* GOAL OF THE EXERCISE
Among the entries below, find the lines with "before" and copy them.

[Extracts from a graphics dataset]
+ + +
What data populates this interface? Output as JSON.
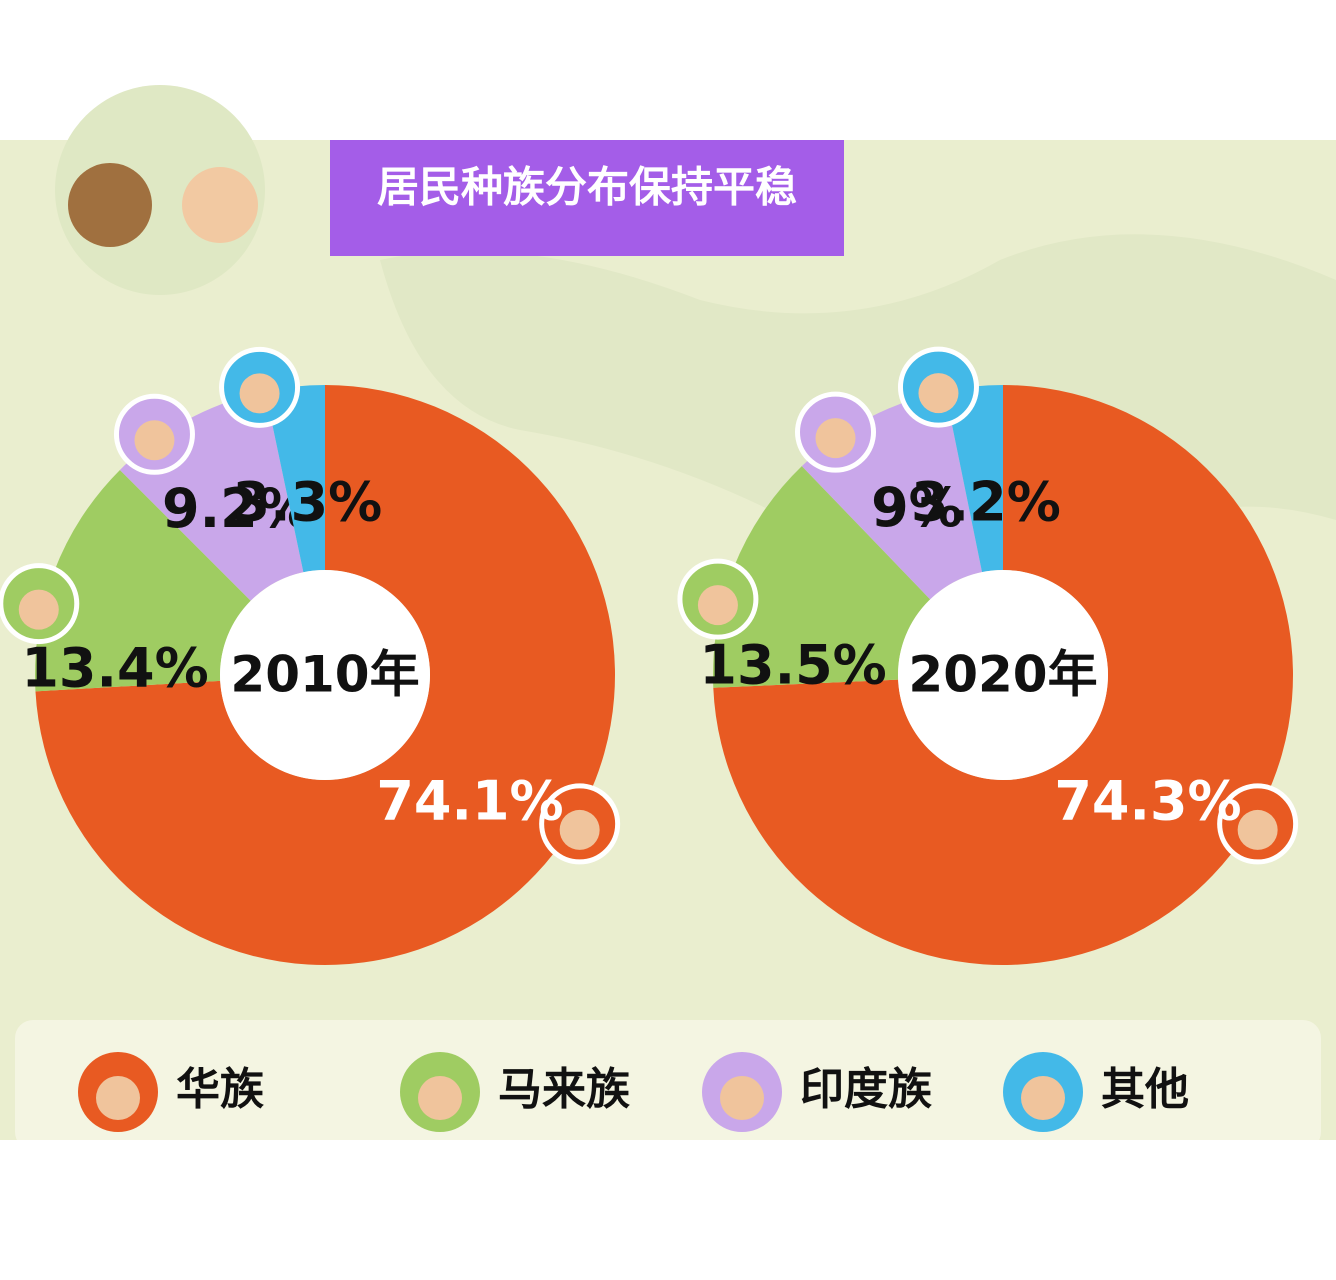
{
  "title": "居民种族分布保持平稳",
  "chart_data": [
    {
      "type": "pie",
      "center_label": "2010年",
      "categories": [
        "华族",
        "马来族",
        "印度族",
        "其他"
      ],
      "values": [
        74.1,
        13.4,
        9.2,
        3.3
      ],
      "value_labels": [
        "74.1%",
        "13.4%",
        "9.2%",
        "3.3%"
      ],
      "colors": [
        "#e85a22",
        "#9fcc62",
        "#c9a7ea",
        "#43b9e8"
      ],
      "label_colors": [
        "#ffffff",
        "#111111",
        "#111111",
        "#111111"
      ]
    },
    {
      "type": "pie",
      "center_label": "2020年",
      "categories": [
        "华族",
        "马来族",
        "印度族",
        "其他"
      ],
      "values": [
        74.3,
        13.5,
        9,
        3.2
      ],
      "value_labels": [
        "74.3%",
        "13.5%",
        "9%",
        "3.2%"
      ],
      "colors": [
        "#e85a22",
        "#9fcc62",
        "#c9a7ea",
        "#43b9e8"
      ],
      "label_colors": [
        "#ffffff",
        "#111111",
        "#111111",
        "#111111"
      ]
    }
  ]
}
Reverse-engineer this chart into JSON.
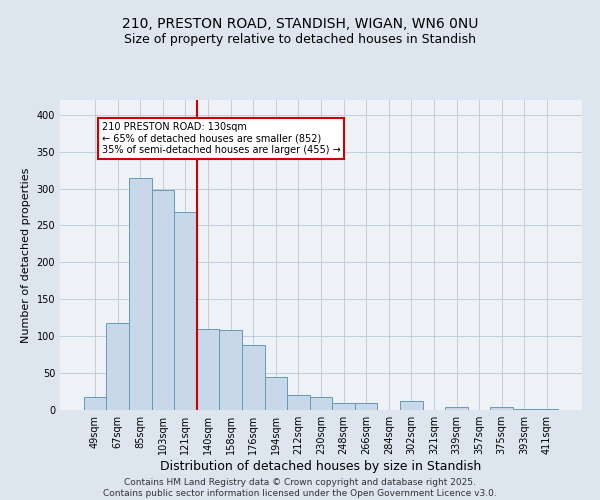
{
  "title_line1": "210, PRESTON ROAD, STANDISH, WIGAN, WN6 0NU",
  "title_line2": "Size of property relative to detached houses in Standish",
  "xlabel": "Distribution of detached houses by size in Standish",
  "ylabel": "Number of detached properties",
  "categories": [
    "49sqm",
    "67sqm",
    "85sqm",
    "103sqm",
    "121sqm",
    "140sqm",
    "158sqm",
    "176sqm",
    "194sqm",
    "212sqm",
    "230sqm",
    "248sqm",
    "266sqm",
    "284sqm",
    "302sqm",
    "321sqm",
    "339sqm",
    "357sqm",
    "375sqm",
    "393sqm",
    "411sqm"
  ],
  "values": [
    18,
    118,
    315,
    298,
    268,
    110,
    108,
    88,
    45,
    20,
    18,
    10,
    10,
    0,
    12,
    0,
    4,
    0,
    4,
    2,
    2
  ],
  "bar_color": "#c8d8e8",
  "bar_edge_color": "#6699bb",
  "vline_x": 4.5,
  "vline_color": "#cc0000",
  "annotation_text": "210 PRESTON ROAD: 130sqm\n← 65% of detached houses are smaller (852)\n35% of semi-detached houses are larger (455) →",
  "annotation_box_color": "#ffffff",
  "annotation_box_edge_color": "#cc0000",
  "ylim": [
    0,
    420
  ],
  "yticks": [
    0,
    50,
    100,
    150,
    200,
    250,
    300,
    350,
    400
  ],
  "background_color": "#dde5ee",
  "plot_background": "#eef2f7",
  "footer_text": "Contains HM Land Registry data © Crown copyright and database right 2025.\nContains public sector information licensed under the Open Government Licence v3.0.",
  "title_fontsize": 10,
  "subtitle_fontsize": 9,
  "xlabel_fontsize": 9,
  "ylabel_fontsize": 8,
  "footer_fontsize": 6.5,
  "tick_fontsize": 7,
  "annot_fontsize": 7
}
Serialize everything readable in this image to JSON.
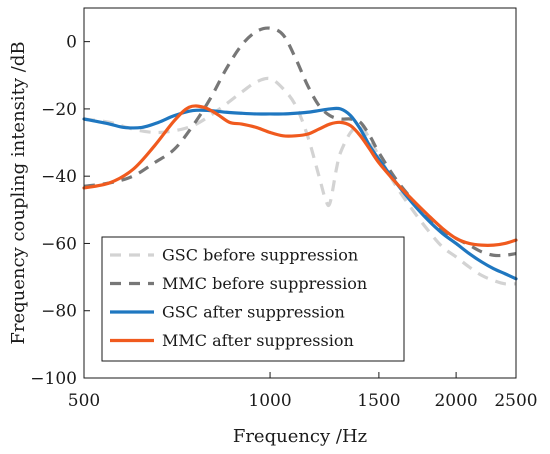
{
  "chart_data": {
    "type": "line",
    "title": "",
    "xlabel": "Frequency /Hz",
    "ylabel": "Frequency coupling intensity /dB",
    "x_scale": "log",
    "xlim": [
      500,
      2500
    ],
    "ylim": [
      -100,
      10
    ],
    "x_ticks": [
      500,
      1000,
      1500,
      2000,
      2500
    ],
    "y_ticks": [
      0,
      -20,
      -40,
      -60,
      -80,
      -100
    ],
    "legend_position": "bottom-left",
    "grid": false,
    "series": [
      {
        "name": "GSC before suppression",
        "color": "#d3d3d3",
        "dash": "dashed",
        "x": [
          500,
          550,
          600,
          650,
          700,
          750,
          800,
          850,
          900,
          950,
          1000,
          1050,
          1100,
          1150,
          1200,
          1230,
          1250,
          1280,
          1300,
          1350,
          1400,
          1450,
          1500,
          1600,
          1700,
          1800,
          1900,
          2000,
          2100,
          2200,
          2300,
          2400,
          2500
        ],
        "y": [
          -23,
          -24,
          -26,
          -27,
          -26.5,
          -25,
          -22,
          -18.5,
          -15,
          -12,
          -11,
          -14,
          -19,
          -28,
          -40,
          -47,
          -48,
          -38,
          -33,
          -27,
          -25,
          -29,
          -34,
          -43,
          -50,
          -56,
          -61,
          -64,
          -67,
          -69.5,
          -71,
          -72,
          -72
        ]
      },
      {
        "name": "MMC before suppression",
        "color": "#777777",
        "dash": "dashed",
        "x": [
          500,
          550,
          600,
          650,
          700,
          750,
          800,
          850,
          900,
          950,
          1000,
          1050,
          1100,
          1150,
          1200,
          1250,
          1300,
          1350,
          1400,
          1450,
          1500,
          1600,
          1700,
          1800,
          1900,
          2000,
          2100,
          2200,
          2300,
          2400,
          2500
        ],
        "y": [
          -43,
          -42,
          -40,
          -36,
          -32,
          -25,
          -17,
          -8,
          -1,
          3,
          4,
          2,
          -5,
          -13,
          -19,
          -22,
          -23,
          -23,
          -24,
          -28,
          -33,
          -41,
          -47,
          -52,
          -56,
          -58.5,
          -60.5,
          -62.5,
          -63.5,
          -63.5,
          -63
        ]
      },
      {
        "name": "GSC after suppression",
        "color": "#1f77c0",
        "dash": "solid",
        "x": [
          500,
          550,
          580,
          620,
          660,
          700,
          750,
          800,
          850,
          900,
          950,
          1000,
          1050,
          1100,
          1150,
          1200,
          1250,
          1300,
          1350,
          1400,
          1450,
          1500,
          1600,
          1700,
          1800,
          1900,
          2000,
          2100,
          2200,
          2300,
          2400,
          2500
        ],
        "y": [
          -23,
          -24.5,
          -25.5,
          -25.5,
          -24,
          -22,
          -20.5,
          -20.5,
          -21,
          -21.3,
          -21.5,
          -21.5,
          -21.5,
          -21.3,
          -21,
          -20.5,
          -20,
          -20,
          -22,
          -26,
          -31,
          -35,
          -42,
          -48,
          -53,
          -57,
          -60,
          -63,
          -65.5,
          -67.5,
          -69,
          -70.5
        ]
      },
      {
        "name": "MMC after suppression",
        "color": "#f05a1e",
        "dash": "solid",
        "x": [
          500,
          550,
          600,
          650,
          700,
          740,
          780,
          820,
          860,
          900,
          950,
          1000,
          1050,
          1100,
          1150,
          1200,
          1250,
          1300,
          1350,
          1400,
          1450,
          1500,
          1600,
          1700,
          1800,
          1900,
          2000,
          2100,
          2200,
          2300,
          2400,
          2500
        ],
        "y": [
          -43.5,
          -42,
          -38,
          -31,
          -23.5,
          -19.5,
          -19.5,
          -21.5,
          -24,
          -24.5,
          -25.5,
          -27,
          -28,
          -28,
          -27.5,
          -26,
          -24.5,
          -24,
          -25,
          -28,
          -32,
          -36,
          -42,
          -47,
          -51.5,
          -55.5,
          -58.5,
          -60,
          -60.5,
          -60.5,
          -60,
          -59
        ]
      }
    ]
  }
}
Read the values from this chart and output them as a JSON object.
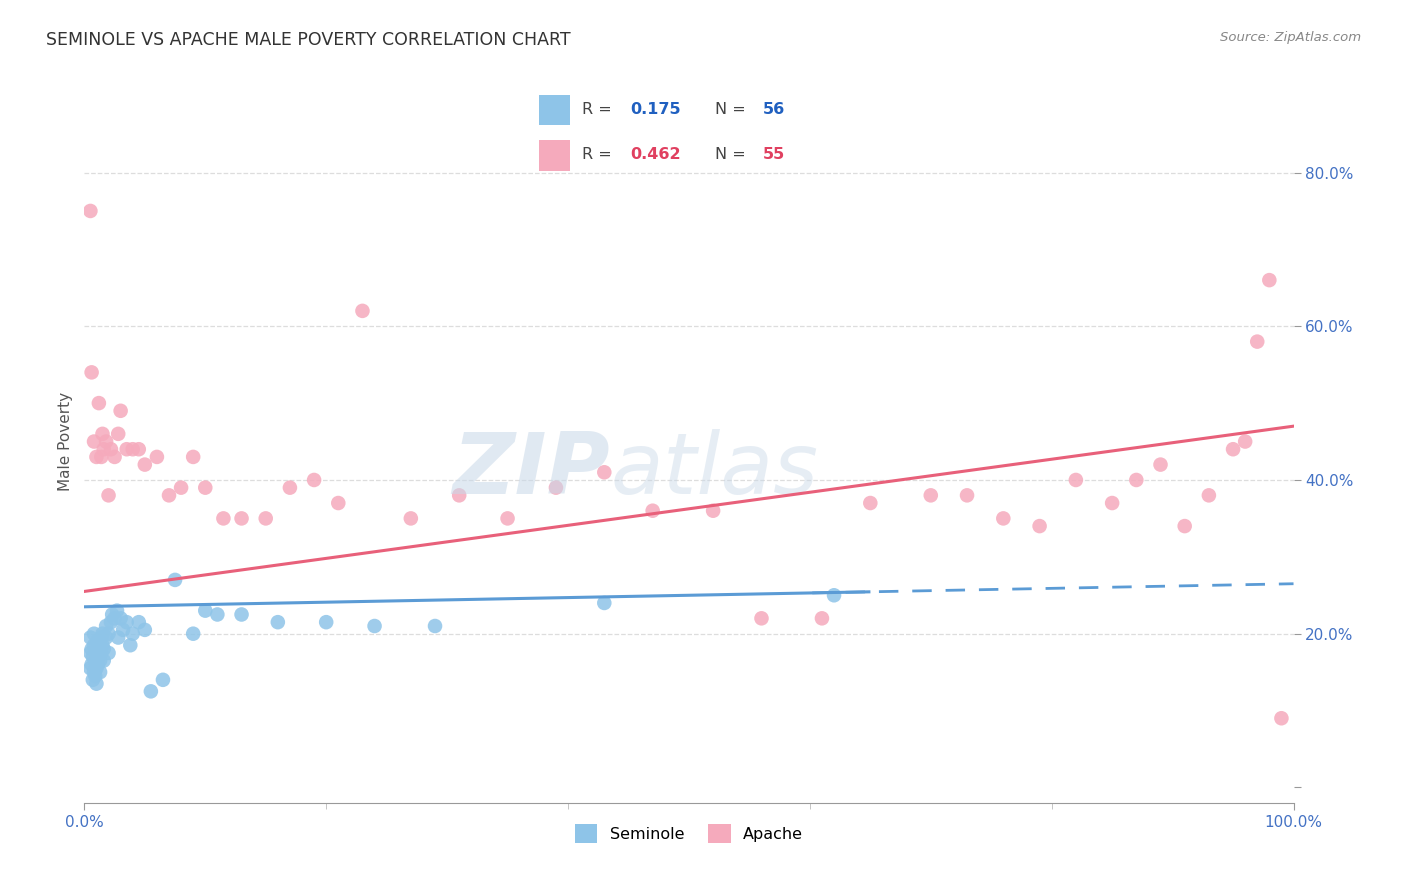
+ + +
* RESPONSE FOR THIS EXERCISE
        "name": "GSC before suppression",
        "name": "MMC before suppression",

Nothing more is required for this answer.